-- MATERIAL FOR THIS TASK start --

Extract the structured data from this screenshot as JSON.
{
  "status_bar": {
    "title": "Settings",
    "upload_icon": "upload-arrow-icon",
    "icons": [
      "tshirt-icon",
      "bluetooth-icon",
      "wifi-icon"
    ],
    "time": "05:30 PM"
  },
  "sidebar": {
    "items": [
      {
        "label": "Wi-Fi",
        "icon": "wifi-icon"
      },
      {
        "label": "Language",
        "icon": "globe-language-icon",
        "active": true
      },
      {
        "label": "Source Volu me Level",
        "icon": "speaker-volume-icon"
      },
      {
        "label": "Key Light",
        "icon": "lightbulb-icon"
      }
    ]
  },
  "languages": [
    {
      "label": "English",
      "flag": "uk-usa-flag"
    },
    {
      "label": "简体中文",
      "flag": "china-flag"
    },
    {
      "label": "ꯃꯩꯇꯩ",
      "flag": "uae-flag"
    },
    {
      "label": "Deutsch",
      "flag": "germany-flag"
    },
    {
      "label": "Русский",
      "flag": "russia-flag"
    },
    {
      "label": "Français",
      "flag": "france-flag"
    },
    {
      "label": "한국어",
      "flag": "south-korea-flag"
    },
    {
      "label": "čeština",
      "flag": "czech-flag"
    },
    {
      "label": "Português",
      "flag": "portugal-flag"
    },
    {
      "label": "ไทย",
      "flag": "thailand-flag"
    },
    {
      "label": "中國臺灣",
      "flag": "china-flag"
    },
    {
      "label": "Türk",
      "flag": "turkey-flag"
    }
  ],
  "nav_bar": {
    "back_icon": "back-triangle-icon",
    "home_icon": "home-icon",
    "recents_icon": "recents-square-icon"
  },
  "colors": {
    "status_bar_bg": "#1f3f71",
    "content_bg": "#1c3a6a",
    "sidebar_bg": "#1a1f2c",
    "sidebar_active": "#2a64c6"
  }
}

-- MATERIAL FOR THIS TASK end --

■ **STATED EXERCISE**: Recite the full listing above exactly.

■ **TASK RESULT**:
Extract the structured data from this screenshot as JSON.
{
  "status_bar": {
    "title": "Settings",
    "upload_icon": "upload-arrow-icon",
    "icons": [
      "tshirt-icon",
      "bluetooth-icon",
      "wifi-icon"
    ],
    "time": "05:30 PM"
  },
  "sidebar": {
    "items": [
      {
        "label": "Wi-Fi",
        "icon": "wifi-icon"
      },
      {
        "label": "Language",
        "icon": "globe-language-icon",
        "active": true
      },
      {
        "label": "Source Volu me Level",
        "icon": "speaker-volume-icon"
      },
      {
        "label": "Key Light",
        "icon": "lightbulb-icon"
      }
    ]
  },
  "languages": [
    {
      "label": "English",
      "flag": "uk-usa-flag"
    },
    {
      "label": "简体中文",
      "flag": "china-flag"
    },
    {
      "label": "ꯃꯩꯇꯩ",
      "flag": "uae-flag"
    },
    {
      "label": "Deutsch",
      "flag": "germany-flag"
    },
    {
      "label": "Русский",
      "flag": "russia-flag"
    },
    {
      "label": "Français",
      "flag": "france-flag"
    },
    {
      "label": "한국어",
      "flag": "south-korea-flag"
    },
    {
      "label": "čeština",
      "flag": "czech-flag"
    },
    {
      "label": "Português",
      "flag": "portugal-flag"
    },
    {
      "label": "ไทย",
      "flag": "thailand-flag"
    },
    {
      "label": "中國臺灣",
      "flag": "china-flag"
    },
    {
      "label": "Türk",
      "flag": "turkey-flag"
    }
  ],
  "nav_bar": {
    "back_icon": "back-triangle-icon",
    "home_icon": "home-icon",
    "recents_icon": "recents-square-icon"
  },
  "colors": {
    "status_bar_bg": "#1f3f71",
    "content_bg": "#1c3a6a",
    "sidebar_bg": "#1a1f2c",
    "sidebar_active": "#2a64c6"
  }
}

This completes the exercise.